[Saved entries]

——————

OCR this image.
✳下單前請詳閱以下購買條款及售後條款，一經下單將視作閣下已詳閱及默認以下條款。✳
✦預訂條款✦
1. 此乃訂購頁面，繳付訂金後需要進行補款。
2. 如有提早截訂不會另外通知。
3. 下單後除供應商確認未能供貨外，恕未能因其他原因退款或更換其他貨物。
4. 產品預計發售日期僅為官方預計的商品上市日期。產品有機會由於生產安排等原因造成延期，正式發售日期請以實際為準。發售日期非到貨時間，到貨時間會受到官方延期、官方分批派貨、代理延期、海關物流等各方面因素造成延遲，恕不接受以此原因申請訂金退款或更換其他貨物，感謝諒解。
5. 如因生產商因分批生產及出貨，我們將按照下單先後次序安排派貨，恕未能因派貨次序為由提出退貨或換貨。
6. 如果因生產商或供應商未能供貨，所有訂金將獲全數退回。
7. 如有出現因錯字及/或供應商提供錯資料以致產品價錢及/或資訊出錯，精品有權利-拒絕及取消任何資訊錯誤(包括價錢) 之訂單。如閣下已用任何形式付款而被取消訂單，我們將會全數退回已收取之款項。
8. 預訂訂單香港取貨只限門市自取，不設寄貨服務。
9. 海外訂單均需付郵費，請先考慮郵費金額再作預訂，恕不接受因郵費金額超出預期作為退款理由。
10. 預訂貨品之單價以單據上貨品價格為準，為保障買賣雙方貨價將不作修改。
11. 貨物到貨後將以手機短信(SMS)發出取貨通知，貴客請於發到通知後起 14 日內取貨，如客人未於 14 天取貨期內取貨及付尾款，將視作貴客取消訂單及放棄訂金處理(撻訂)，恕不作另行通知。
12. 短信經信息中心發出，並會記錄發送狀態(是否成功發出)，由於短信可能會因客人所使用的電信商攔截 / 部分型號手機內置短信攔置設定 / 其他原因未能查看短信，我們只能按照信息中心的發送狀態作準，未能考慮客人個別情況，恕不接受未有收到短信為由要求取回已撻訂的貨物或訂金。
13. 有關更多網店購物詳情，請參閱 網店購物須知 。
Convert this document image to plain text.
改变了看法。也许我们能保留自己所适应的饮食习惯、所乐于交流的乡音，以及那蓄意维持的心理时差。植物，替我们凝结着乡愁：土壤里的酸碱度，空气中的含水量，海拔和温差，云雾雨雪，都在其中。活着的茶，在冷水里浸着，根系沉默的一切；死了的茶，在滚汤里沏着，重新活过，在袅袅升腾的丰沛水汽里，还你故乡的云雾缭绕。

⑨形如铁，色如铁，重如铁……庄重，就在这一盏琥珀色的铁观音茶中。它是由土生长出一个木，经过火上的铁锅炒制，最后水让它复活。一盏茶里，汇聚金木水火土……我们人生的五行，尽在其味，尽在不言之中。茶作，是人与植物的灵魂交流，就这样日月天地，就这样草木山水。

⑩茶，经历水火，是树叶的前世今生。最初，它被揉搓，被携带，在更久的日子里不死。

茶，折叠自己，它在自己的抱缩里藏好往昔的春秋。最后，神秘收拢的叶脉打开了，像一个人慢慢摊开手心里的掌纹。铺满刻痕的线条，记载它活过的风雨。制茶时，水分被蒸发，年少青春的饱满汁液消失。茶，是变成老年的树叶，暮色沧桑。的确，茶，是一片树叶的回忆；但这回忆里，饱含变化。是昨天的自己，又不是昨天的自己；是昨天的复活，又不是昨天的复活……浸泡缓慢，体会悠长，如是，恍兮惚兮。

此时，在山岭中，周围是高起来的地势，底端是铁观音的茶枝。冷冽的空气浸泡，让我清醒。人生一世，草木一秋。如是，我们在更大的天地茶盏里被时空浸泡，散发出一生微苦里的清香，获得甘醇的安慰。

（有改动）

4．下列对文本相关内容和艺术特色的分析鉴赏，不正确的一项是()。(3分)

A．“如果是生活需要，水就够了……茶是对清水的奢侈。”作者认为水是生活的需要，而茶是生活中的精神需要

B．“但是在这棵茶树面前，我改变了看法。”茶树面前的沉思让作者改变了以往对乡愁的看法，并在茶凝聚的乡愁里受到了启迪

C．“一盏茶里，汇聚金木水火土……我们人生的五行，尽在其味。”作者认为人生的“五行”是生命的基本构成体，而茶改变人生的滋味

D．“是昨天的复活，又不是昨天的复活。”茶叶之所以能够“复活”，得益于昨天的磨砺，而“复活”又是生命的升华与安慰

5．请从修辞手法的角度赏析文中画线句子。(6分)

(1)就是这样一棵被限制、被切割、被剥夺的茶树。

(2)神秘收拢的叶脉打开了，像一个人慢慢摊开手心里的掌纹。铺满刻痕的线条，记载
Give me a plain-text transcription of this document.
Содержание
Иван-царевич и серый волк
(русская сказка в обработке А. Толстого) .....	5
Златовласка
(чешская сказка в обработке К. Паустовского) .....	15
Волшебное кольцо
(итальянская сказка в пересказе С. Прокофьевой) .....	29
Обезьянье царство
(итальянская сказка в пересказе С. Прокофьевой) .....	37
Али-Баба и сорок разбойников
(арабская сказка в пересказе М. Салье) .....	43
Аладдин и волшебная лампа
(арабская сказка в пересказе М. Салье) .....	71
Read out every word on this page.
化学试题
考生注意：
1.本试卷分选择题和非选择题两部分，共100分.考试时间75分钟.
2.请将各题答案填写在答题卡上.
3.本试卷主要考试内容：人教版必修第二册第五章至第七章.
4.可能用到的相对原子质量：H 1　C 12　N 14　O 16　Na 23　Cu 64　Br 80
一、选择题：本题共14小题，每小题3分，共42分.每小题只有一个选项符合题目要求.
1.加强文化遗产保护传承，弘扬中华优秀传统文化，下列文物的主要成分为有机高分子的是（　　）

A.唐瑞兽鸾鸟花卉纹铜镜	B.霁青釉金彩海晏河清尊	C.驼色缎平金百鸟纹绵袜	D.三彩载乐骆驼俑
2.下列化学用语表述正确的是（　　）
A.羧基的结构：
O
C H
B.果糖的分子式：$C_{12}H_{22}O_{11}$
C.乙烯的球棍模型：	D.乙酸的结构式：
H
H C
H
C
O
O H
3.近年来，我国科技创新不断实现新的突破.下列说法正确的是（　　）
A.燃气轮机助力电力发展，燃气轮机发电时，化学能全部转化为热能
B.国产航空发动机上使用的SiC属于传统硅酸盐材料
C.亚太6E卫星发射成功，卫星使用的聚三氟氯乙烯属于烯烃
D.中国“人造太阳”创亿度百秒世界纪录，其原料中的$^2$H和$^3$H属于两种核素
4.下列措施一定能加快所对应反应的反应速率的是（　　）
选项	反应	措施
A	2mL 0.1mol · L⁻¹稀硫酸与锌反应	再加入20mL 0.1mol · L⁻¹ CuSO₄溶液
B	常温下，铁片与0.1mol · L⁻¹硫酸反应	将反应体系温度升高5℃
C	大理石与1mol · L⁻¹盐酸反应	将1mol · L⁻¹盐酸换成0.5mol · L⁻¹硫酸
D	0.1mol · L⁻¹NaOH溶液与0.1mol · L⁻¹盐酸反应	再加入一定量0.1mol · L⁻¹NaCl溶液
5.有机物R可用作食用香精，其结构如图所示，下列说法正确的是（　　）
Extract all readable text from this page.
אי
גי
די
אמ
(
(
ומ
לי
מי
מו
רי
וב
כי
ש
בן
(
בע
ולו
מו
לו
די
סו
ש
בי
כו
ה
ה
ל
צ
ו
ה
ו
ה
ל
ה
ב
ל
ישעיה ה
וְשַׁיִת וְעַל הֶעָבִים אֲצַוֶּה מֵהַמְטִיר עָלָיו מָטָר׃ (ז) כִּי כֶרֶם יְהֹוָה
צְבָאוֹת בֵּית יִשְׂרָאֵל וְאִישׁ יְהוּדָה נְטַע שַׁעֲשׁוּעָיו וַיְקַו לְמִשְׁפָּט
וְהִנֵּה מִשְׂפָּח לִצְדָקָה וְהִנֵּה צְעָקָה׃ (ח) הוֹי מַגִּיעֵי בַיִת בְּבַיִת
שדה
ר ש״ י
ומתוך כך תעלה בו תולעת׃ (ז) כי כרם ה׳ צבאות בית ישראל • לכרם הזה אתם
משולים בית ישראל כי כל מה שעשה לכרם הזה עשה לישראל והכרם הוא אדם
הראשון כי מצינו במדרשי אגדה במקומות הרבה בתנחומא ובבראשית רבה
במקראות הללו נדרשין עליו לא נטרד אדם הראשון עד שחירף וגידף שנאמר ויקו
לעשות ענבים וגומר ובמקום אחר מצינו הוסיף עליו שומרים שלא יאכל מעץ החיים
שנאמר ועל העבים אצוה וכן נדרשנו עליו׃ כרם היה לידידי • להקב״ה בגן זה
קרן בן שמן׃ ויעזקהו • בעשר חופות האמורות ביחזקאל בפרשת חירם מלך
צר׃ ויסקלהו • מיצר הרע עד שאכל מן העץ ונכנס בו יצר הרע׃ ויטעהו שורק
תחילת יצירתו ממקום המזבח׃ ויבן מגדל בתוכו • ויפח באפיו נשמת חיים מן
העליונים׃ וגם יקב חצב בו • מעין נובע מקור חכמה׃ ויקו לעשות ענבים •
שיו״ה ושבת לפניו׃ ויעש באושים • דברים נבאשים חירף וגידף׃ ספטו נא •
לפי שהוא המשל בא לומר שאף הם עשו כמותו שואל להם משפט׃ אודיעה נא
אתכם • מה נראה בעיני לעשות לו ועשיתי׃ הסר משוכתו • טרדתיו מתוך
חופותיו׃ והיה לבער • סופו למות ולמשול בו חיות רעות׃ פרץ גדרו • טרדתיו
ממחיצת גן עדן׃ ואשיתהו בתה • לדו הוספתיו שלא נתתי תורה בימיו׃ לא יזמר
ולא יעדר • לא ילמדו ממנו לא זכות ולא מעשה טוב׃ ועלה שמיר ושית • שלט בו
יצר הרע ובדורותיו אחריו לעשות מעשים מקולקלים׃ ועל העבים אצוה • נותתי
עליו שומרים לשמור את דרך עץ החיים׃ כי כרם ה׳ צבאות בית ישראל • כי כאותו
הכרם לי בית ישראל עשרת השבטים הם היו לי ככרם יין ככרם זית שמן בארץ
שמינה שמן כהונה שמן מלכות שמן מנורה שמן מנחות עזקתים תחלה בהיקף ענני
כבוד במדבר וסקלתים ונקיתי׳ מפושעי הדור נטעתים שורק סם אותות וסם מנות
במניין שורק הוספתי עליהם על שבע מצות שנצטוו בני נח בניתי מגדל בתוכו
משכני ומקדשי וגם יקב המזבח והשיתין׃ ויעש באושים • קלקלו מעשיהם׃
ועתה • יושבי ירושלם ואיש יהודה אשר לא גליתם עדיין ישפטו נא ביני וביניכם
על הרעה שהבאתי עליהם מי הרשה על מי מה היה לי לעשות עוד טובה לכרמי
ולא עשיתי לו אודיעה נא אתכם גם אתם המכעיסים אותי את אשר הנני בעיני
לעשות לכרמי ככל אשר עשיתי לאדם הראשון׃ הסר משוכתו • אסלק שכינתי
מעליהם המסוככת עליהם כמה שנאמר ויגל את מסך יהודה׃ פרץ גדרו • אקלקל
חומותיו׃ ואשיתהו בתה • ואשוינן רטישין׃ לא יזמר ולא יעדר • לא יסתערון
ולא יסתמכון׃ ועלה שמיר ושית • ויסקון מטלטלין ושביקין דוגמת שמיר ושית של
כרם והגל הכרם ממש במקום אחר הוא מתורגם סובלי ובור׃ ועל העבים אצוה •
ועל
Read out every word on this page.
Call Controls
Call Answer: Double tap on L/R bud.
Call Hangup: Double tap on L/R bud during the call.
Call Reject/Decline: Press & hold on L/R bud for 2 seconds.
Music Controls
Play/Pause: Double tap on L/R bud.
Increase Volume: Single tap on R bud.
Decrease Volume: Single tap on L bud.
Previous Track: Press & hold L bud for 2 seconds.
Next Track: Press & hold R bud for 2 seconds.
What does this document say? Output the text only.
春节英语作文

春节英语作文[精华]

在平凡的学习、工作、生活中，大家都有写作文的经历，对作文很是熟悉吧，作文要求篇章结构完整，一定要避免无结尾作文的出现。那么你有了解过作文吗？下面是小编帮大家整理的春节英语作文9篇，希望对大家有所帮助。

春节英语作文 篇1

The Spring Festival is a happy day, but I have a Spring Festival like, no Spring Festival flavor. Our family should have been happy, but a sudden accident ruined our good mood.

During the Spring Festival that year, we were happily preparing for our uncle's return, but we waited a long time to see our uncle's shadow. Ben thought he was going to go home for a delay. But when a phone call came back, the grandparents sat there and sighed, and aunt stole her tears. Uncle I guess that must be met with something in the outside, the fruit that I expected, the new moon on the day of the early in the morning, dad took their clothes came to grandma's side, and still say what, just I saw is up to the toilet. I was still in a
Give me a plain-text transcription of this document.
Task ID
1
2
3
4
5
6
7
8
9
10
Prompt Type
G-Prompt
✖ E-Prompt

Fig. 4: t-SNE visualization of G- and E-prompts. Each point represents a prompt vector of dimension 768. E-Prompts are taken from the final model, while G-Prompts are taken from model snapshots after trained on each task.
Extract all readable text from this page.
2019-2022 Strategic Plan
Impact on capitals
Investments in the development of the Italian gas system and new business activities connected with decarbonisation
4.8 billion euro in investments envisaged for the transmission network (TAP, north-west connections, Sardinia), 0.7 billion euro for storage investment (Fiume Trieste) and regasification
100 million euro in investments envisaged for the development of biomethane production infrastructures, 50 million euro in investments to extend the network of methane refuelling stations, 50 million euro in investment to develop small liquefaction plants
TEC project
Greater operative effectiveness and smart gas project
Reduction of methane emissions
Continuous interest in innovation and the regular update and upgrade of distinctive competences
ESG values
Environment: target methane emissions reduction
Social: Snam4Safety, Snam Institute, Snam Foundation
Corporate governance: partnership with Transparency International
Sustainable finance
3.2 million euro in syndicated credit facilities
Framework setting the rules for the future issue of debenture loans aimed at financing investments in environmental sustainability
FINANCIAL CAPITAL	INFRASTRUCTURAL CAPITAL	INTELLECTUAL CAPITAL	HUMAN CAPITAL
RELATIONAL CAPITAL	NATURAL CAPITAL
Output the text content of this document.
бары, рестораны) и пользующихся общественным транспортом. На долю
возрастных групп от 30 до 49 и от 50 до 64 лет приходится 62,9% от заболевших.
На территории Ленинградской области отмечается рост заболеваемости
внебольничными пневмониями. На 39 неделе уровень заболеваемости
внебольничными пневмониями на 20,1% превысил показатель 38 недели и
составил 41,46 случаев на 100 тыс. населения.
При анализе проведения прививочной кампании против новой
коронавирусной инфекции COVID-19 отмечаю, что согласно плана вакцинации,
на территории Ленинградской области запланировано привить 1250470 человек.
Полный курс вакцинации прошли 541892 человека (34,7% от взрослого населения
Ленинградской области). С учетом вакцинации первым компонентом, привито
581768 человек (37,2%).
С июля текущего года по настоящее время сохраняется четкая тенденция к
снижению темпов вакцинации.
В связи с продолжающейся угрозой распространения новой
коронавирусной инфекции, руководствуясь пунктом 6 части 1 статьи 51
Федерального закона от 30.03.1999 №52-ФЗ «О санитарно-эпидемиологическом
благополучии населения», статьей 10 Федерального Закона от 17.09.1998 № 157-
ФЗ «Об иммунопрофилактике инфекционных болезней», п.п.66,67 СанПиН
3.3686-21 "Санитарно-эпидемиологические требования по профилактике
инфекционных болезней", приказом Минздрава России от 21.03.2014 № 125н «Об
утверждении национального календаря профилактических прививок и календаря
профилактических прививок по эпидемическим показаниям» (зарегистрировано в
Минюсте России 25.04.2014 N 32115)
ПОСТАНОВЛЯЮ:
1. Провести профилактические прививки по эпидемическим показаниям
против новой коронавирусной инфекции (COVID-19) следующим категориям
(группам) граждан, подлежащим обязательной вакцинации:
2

——————

PROMPT
Establish how many lines of the material above hold the word "שומרים". Nothing but the count should be returned.

IN RESPONSE
2